[Data entries]
+++++
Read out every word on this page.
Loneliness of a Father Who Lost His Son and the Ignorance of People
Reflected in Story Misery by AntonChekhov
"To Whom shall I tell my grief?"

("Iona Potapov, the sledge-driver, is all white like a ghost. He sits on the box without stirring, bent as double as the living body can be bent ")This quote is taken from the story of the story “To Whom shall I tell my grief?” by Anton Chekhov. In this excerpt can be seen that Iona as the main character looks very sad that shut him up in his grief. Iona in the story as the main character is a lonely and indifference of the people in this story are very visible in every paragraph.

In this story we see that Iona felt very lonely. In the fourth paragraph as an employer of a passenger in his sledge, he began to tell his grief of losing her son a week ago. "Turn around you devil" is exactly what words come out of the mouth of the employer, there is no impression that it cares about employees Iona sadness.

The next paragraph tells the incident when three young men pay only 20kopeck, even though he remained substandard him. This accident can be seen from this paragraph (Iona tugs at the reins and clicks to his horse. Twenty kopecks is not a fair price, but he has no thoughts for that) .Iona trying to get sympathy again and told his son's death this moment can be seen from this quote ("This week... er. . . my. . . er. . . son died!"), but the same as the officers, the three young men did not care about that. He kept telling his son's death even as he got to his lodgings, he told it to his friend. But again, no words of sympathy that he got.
+++++
**Goal**
Repeat each record exactly, leaving nothing out.

**Answer in full**
Read out every word on this page.
Loneliness of a Father Who Lost His Son and the Ignorance of People
Reflected in Story Misery by AntonChekhov
"To Whom shall I tell my grief?"

("Iona Potapov, the sledge-driver, is all white like a ghost. He sits on the box without stirring, bent as double as the living body can be bent ")This quote is taken from the story of the story “To Whom shall I tell my grief?” by Anton Chekhov. In this excerpt can be seen that Iona as the main character looks very sad that shut him up in his grief. Iona in the story as the main character is a lonely and indifference of the people in this story are very visible in every paragraph.

In this story we see that Iona felt very lonely. In the fourth paragraph as an employer of a passenger in his sledge, he began to tell his grief of losing her son a week ago. "Turn around you devil" is exactly what words come out of the mouth of the employer, there is no impression that it cares about employees Iona sadness.

The next paragraph tells the incident when three young men pay only 20kopeck, even though he remained substandard him. This accident can be seen from this paragraph (Iona tugs at the reins and clicks to his horse. Twenty kopecks is not a fair price, but he has no thoughts for that) .Iona trying to get sympathy again and told his son's death this moment can be seen from this quote ("This week... er. . . my. . . er. . . son died!"), but the same as the officers, the three young men did not care about that. He kept telling his son's death even as he got to his lodgings, he told it to his friend. But again, no words of sympathy that he got.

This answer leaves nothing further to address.